Tasks to complete —
a - How many data points does the dataset description report, not counting the identification variable?
b - Please restate the dataset description starting with "This dataset intends" and going on through "in this dataset.", substituting "collection" for "dataset".

Source text —
== == ==

This dataset intends to provide relevant information to researchers and practitioners, allowing them to explore important questions involving the topics of real estate, sustainability levels, and socio-economic conditions. This dataset contains four variable groups (i.e. repeat sales transactions, EPC, IMD, and geographical location), which are detailed in following subsections. In total, there are 176,442 data points, excluding the identification variable (id), which variables are detailed in Table 1. There are no missing observations in this dataset.
Table 1.

== == ==

Provided material —
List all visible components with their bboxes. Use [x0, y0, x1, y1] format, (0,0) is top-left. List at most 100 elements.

== == ==

Expected answers —
a - 176,442

b -
This collection intends to provide relevant information to researchers and practitioners, allowing them to explore important questions involving the topics of real estate, sustainability levels, and socio-economic conditions. This collection contains four variable groups (i.e. repeat sales transactions, EPC, IMD, and geographical location), which are detailed in following subsections. In total, there are 176,442 data points, excluding the identification variable (id), which variables are detailed in Table 1. There are no missing observations in this collection.